**DATA**
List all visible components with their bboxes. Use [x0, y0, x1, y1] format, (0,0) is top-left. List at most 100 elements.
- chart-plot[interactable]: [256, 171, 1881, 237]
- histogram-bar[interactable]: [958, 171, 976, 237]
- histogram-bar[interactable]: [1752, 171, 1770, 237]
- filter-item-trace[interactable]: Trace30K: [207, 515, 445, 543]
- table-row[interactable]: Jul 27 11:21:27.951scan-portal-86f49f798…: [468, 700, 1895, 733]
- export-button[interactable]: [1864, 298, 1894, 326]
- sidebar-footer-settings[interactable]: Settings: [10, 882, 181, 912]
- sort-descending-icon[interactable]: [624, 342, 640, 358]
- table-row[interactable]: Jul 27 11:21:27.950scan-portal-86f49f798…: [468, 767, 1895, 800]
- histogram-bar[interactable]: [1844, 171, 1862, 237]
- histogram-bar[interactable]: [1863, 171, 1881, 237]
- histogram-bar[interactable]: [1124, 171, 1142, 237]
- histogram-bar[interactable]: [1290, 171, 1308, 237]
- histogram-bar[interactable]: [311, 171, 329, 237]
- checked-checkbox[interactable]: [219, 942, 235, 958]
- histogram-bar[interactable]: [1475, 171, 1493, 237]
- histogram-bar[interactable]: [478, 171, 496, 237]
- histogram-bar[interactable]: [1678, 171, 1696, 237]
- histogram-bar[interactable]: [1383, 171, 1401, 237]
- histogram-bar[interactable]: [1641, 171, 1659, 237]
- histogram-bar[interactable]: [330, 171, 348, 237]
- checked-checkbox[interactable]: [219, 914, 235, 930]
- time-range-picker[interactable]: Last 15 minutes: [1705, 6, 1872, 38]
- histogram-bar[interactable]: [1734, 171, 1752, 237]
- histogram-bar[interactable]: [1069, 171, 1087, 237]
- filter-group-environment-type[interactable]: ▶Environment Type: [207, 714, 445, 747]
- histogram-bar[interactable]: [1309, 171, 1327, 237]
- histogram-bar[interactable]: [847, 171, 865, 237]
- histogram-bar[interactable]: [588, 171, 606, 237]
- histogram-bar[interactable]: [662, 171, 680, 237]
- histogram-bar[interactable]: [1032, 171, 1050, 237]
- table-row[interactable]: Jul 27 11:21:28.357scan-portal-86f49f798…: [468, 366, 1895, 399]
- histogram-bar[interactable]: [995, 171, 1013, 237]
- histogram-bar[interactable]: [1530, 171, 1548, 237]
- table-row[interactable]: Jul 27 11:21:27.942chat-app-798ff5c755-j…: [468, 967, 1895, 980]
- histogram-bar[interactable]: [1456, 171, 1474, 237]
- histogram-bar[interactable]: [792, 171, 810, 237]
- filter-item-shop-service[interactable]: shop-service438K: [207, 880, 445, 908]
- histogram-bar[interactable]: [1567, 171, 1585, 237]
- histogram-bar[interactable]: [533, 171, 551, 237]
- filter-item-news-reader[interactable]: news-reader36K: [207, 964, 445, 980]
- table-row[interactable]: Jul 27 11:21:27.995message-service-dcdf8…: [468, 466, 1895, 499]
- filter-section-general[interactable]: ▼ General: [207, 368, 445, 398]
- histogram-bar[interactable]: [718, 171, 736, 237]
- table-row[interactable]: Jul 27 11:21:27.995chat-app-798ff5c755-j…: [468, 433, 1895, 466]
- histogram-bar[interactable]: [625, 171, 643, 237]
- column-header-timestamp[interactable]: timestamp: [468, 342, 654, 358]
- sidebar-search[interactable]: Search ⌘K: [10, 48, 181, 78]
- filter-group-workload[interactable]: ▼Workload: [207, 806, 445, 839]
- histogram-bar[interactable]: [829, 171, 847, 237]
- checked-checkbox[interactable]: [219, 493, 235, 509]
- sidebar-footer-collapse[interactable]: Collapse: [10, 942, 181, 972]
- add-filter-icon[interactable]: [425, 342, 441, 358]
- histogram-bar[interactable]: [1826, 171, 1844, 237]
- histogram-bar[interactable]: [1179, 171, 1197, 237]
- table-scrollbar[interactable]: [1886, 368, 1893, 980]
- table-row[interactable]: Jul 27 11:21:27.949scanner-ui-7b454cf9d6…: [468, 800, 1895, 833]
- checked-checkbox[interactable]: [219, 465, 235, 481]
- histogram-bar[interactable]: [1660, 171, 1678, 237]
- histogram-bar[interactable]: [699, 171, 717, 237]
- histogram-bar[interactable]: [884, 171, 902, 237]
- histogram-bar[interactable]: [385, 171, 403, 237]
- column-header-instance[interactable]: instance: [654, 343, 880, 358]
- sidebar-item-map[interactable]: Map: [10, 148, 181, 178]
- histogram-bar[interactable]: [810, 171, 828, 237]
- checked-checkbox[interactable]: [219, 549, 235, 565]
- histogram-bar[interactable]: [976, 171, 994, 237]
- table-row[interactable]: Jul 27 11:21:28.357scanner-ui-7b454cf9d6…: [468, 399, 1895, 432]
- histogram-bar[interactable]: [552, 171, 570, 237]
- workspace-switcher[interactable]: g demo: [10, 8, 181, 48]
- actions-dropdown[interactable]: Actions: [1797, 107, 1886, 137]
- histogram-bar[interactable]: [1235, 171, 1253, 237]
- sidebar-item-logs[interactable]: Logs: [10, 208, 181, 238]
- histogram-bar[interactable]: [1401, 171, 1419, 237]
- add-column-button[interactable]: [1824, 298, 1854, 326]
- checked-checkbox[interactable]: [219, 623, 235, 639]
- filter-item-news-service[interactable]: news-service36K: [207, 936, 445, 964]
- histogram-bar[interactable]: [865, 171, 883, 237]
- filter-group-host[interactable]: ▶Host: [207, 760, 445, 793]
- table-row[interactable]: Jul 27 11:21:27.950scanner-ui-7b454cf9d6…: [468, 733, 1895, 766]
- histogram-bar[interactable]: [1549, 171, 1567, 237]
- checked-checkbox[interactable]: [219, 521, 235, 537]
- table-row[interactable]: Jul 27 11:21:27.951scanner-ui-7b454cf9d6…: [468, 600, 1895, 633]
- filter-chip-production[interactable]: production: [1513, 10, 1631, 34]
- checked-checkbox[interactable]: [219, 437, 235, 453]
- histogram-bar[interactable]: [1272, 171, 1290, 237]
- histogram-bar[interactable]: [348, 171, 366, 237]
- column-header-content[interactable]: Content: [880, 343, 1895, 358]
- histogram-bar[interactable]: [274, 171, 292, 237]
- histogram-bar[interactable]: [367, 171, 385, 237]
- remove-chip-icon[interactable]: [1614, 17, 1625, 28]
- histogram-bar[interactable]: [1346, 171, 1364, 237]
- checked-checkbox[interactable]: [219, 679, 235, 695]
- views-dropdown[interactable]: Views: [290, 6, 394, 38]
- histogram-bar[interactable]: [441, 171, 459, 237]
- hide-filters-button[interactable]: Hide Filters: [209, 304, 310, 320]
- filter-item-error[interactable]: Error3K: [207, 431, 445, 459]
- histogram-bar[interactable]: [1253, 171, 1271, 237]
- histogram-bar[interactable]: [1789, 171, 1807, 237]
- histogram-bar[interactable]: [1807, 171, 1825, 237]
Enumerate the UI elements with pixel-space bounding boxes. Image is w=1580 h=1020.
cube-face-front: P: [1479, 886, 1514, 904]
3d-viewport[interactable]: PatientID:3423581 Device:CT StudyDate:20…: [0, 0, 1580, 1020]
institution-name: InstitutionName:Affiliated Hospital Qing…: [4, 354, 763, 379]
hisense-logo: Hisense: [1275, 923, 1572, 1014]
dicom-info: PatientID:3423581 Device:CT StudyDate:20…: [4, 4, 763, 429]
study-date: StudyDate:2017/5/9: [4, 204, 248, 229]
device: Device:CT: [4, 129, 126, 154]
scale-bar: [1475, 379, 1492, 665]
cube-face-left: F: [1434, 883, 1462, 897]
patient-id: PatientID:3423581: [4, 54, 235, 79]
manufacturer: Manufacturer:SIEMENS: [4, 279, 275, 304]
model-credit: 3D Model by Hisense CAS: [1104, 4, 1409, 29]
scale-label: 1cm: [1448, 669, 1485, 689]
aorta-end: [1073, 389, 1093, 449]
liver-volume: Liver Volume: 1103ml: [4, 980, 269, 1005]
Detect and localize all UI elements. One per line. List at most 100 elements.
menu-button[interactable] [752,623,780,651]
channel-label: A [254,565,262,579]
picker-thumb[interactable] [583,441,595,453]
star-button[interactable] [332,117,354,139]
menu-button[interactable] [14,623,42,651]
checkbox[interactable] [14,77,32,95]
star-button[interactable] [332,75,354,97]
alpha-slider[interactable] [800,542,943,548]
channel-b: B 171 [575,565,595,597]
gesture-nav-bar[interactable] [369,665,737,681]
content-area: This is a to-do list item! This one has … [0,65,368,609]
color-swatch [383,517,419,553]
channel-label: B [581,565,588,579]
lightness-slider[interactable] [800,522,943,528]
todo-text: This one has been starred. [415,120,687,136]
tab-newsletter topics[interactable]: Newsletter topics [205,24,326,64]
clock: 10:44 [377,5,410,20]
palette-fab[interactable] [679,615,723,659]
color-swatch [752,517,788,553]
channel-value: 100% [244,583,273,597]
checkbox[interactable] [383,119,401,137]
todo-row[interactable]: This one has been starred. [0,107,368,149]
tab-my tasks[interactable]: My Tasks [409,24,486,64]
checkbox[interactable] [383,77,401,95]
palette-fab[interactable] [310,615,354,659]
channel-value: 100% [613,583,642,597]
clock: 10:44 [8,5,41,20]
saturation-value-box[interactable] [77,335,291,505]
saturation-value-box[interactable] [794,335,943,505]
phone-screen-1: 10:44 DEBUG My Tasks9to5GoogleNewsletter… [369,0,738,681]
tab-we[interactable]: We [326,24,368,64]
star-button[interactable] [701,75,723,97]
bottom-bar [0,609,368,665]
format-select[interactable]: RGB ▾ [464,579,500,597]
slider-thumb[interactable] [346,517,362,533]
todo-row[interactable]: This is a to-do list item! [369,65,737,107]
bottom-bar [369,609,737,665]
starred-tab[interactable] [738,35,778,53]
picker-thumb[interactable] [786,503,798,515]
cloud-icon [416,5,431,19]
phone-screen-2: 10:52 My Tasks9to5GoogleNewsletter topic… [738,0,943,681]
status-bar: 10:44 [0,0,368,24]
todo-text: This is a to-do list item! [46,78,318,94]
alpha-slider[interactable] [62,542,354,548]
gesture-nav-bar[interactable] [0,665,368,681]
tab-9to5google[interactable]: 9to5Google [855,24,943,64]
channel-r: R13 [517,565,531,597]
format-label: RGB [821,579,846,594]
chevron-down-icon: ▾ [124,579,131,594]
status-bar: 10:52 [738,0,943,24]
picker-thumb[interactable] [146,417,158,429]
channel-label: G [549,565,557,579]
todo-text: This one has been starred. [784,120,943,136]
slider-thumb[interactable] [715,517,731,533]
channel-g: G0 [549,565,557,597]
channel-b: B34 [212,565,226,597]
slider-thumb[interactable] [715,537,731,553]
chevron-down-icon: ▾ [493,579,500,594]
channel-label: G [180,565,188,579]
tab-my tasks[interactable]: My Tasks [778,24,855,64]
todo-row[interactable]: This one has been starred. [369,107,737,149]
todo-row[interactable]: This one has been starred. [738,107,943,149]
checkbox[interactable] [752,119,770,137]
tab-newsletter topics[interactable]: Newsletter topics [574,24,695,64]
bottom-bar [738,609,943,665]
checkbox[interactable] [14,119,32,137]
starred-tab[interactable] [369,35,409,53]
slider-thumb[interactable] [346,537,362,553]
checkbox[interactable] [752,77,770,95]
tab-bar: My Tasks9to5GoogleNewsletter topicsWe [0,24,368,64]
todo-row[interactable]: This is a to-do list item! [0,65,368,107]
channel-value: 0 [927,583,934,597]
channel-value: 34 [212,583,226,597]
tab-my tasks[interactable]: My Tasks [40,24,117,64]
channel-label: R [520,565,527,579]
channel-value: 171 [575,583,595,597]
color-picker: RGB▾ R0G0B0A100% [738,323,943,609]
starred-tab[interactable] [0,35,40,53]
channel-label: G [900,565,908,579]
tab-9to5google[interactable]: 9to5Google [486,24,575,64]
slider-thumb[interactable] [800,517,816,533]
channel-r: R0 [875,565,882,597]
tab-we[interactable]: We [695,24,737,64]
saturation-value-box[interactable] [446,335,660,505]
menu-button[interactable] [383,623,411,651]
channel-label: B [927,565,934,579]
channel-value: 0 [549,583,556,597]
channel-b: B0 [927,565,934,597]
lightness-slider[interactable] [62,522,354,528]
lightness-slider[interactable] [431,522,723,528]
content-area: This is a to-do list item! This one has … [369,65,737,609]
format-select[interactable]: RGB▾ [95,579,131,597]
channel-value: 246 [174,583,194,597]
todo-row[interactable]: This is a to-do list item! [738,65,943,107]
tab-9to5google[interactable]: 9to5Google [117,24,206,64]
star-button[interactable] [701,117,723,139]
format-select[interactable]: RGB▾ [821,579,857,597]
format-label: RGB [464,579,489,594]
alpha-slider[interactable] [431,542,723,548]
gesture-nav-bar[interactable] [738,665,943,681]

**STATED GOAL**
Can you reproduce verbatim the stretch of the listing from its first line through the line containing "515, 445, 543]", both ends included?

**SOLUTION TO THIS EXERCISE**
List all visible components with their bboxes. Use [x0, y0, x1, y1] format, (0,0) is top-left. List at most 100 elements.
- chart-plot[interactable]: [256, 171, 1881, 237]
- histogram-bar[interactable]: [958, 171, 976, 237]
- histogram-bar[interactable]: [1752, 171, 1770, 237]
- filter-item-trace[interactable]: Trace30K: [207, 515, 445, 543]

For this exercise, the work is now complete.